Exercise description: Reproduce all of the data exactly.

═════ Entries shown ═════

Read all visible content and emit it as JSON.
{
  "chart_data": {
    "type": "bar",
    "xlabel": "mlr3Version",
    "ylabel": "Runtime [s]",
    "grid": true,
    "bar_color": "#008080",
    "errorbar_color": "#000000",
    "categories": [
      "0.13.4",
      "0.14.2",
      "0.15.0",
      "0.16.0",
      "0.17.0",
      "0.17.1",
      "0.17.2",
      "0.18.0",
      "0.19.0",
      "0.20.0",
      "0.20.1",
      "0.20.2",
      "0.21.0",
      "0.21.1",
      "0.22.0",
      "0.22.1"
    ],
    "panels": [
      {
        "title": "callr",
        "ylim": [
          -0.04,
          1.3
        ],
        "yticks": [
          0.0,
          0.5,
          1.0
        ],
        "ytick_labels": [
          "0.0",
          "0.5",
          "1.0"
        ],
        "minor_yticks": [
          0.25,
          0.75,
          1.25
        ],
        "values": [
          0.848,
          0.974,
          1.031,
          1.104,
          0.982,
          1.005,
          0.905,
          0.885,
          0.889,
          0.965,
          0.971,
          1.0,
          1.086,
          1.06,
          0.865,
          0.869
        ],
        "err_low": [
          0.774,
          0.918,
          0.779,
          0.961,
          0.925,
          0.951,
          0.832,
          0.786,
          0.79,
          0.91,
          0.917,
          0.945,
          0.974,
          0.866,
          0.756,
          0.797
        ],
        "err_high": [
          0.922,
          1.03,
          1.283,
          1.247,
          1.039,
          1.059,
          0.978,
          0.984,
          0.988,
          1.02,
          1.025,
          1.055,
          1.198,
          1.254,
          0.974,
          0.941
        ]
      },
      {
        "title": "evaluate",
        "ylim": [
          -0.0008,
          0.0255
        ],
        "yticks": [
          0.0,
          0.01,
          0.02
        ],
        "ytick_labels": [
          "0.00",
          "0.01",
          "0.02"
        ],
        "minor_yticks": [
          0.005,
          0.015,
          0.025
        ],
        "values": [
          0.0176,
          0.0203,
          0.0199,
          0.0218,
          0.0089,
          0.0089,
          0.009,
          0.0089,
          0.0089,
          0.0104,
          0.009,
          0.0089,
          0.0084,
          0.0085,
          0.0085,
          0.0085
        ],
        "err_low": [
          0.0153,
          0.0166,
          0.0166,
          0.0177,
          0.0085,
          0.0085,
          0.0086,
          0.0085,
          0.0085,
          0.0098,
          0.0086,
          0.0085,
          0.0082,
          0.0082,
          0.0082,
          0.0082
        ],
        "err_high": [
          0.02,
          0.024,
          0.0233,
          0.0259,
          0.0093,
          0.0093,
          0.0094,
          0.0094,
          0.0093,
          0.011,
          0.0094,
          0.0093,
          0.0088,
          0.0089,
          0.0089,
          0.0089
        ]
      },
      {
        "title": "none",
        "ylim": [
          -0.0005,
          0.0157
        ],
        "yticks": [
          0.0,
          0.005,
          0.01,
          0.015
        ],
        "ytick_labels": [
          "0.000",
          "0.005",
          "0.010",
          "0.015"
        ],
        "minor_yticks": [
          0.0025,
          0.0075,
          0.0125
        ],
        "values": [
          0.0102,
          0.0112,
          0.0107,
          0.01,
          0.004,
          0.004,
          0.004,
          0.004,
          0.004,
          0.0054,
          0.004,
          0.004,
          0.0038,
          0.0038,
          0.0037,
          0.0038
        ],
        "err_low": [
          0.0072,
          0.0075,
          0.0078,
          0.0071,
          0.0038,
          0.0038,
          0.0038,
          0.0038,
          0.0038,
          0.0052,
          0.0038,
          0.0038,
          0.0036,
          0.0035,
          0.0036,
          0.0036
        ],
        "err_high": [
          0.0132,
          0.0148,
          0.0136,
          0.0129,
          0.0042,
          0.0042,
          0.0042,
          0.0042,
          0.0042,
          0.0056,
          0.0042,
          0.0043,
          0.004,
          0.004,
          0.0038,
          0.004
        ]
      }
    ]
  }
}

═════

Exercise output:
Read all visible content and emit it as JSON.
{
  "chart_data": {
    "type": "bar",
    "xlabel": "mlr3Version",
    "ylabel": "Runtime [s]",
    "grid": true,
    "bar_color": "#008080",
    "errorbar_color": "#000000",
    "categories": [
      "0.13.4",
      "0.14.2",
      "0.15.0",
      "0.16.0",
      "0.17.0",
      "0.17.1",
      "0.17.2",
      "0.18.0",
      "0.19.0",
      "0.20.0",
      "0.20.1",
      "0.20.2",
      "0.21.0",
      "0.21.1",
      "0.22.0",
      "0.22.1"
    ],
    "panels": [
      {
        "title": "callr",
        "ylim": [
          -0.04,
          1.3
        ],
        "yticks": [
          0.0,
          0.5,
          1.0
        ],
        "ytick_labels": [
          "0.0",
          "0.5",
          "1.0"
        ],
        "minor_yticks": [
          0.25,
          0.75,
          1.25
        ],
        "values": [
          0.848,
          0.974,
          1.031,
          1.104,
          0.982,
          1.005,
          0.905,
          0.885,
          0.889,
          0.965,
          0.971,
          1.0,
          1.086,
          1.06,
          0.865,
          0.869
        ],
        "err_low": [
          0.774,
          0.918,
          0.779,
          0.961,
          0.925,
          0.951,
          0.832,
          0.786,
          0.79,
          0.91,
          0.917,
          0.945,
          0.974,
          0.866,
          0.756,
          0.797
        ],
        "err_high": [
          0.922,
          1.03,
          1.283,
          1.247,
          1.039,
          1.059,
          0.978,
          0.984,
          0.988,
          1.02,
          1.025,
          1.055,
          1.198,
          1.254,
          0.974,
          0.941
        ]
      },
      {
        "title": "evaluate",
        "ylim": [
          -0.0008,
          0.0255
        ],
        "yticks": [
          0.0,
          0.01,
          0.02
        ],
        "ytick_labels": [
          "0.00",
          "0.01",
          "0.02"
        ],
        "minor_yticks": [
          0.005,
          0.015,
          0.025
        ],
        "values": [
          0.0176,
          0.0203,
          0.0199,
          0.0218,
          0.0089,
          0.0089,
          0.009,
          0.0089,
          0.0089,
          0.0104,
          0.009,
          0.0089,
          0.0084,
          0.0085,
          0.0085,
          0.0085
        ],
        "err_low": [
          0.0153,
          0.0166,
          0.0166,
          0.0177,
          0.0085,
          0.0085,
          0.0086,
          0.0085,
          0.0085,
          0.0098,
          0.0086,
          0.0085,
          0.0082,
          0.0082,
          0.0082,
          0.0082
        ],
        "err_high": [
          0.02,
          0.024,
          0.0233,
          0.0259,
          0.0093,
          0.0093,
          0.0094,
          0.0094,
          0.0093,
          0.011,
          0.0094,
          0.0093,
          0.0088,
          0.0089,
          0.0089,
          0.0089
        ]
      },
      {
        "title": "none",
        "ylim": [
          -0.0005,
          0.0157
        ],
        "yticks": [
          0.0,
          0.005,
          0.01,
          0.015
        ],
        "ytick_labels": [
          "0.000",
          "0.005",
          "0.010",
          "0.015"
        ],
        "minor_yticks": [
          0.0025,
          0.0075,
          0.0125
        ],
        "values": [
          0.0102,
          0.0112,
          0.0107,
          0.01,
          0.004,
          0.004,
          0.004,
          0.004,
          0.004,
          0.0054,
          0.004,
          0.004,
          0.0038,
          0.0038,
          0.0037,
          0.0038
        ],
        "err_low": [
          0.0072,
          0.0075,
          0.0078,
          0.0071,
          0.0038,
          0.0038,
          0.0038,
          0.0038,
          0.0038,
          0.0052,
          0.0038,
          0.0038,
          0.0036,
          0.0035,
          0.0036,
          0.0036
        ],
        "err_high": [
          0.0132,
          0.0148,
          0.0136,
          0.0129,
          0.0042,
          0.0042,
          0.0042,
          0.0042,
          0.0042,
          0.0056,
          0.0042,
          0.0043,
          0.004,
          0.004,
          0.0038,
          0.004
        ]
      }
    ]
  }
}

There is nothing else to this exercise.